===== Information given

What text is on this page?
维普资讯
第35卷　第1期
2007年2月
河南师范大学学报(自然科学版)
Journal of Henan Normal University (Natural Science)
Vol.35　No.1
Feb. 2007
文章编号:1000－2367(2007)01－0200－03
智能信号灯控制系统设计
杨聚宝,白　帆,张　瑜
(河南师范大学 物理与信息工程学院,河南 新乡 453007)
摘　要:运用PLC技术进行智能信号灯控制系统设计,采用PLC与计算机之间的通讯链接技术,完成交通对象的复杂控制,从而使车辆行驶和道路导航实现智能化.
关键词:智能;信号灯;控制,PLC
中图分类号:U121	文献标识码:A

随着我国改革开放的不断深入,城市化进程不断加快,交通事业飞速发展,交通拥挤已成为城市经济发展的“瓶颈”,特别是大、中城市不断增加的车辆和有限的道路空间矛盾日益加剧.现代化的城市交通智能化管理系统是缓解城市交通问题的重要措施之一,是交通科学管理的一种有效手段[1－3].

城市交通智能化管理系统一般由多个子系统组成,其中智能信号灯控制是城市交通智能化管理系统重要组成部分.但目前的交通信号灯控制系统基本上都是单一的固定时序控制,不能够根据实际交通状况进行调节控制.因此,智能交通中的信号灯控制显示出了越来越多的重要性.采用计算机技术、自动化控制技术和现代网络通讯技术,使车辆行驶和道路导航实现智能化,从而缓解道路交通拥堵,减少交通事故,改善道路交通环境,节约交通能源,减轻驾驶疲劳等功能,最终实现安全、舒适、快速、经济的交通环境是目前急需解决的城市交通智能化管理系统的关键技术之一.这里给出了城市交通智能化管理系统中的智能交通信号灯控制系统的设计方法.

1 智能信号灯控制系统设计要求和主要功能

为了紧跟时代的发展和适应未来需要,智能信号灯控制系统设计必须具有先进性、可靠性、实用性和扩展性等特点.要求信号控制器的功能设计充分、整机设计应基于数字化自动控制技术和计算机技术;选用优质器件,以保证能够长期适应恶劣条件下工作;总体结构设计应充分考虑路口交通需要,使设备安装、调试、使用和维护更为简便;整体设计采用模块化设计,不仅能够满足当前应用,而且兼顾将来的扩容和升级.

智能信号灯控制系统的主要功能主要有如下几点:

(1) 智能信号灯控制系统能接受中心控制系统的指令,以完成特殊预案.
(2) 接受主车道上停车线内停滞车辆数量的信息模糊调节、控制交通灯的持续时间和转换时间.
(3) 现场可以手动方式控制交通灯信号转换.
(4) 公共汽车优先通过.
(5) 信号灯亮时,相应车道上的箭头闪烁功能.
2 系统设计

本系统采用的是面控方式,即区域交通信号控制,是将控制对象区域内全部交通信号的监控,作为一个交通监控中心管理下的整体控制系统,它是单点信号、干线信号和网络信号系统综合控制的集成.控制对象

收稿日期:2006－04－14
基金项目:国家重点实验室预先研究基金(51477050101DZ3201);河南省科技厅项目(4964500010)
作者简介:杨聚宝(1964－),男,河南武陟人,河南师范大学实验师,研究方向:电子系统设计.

==========
===== Information given

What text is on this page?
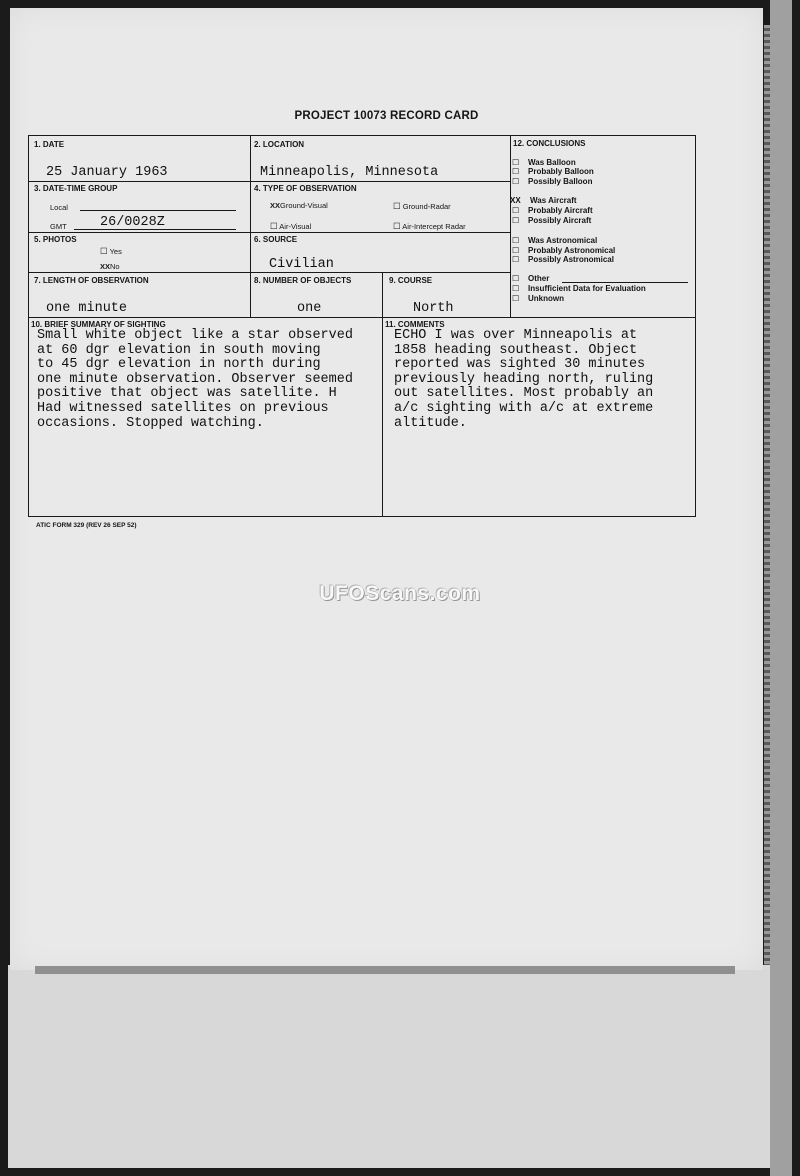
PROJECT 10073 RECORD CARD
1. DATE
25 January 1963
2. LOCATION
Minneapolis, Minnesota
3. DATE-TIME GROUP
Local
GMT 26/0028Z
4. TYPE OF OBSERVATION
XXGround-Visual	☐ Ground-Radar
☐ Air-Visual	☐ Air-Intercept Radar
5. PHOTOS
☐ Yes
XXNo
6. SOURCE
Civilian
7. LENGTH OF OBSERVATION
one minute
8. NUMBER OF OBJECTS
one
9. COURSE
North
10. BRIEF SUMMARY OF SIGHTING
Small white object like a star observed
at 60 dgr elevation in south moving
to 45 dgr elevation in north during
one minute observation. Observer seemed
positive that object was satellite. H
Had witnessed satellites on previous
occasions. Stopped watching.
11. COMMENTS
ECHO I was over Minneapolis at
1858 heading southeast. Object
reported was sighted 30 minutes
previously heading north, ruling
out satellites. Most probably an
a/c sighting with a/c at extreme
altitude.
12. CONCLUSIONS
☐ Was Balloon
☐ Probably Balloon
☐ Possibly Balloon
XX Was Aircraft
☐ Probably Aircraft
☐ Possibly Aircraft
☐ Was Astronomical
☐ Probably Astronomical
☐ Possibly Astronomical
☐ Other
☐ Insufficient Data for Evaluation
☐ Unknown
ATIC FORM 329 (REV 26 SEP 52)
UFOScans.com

==========

→ Brief: Copy out each line of the records that holds the string "Balloon".

→ Response for this exercise:
☐ Was Balloon
☐ Probably Balloon
☐ Possibly Balloon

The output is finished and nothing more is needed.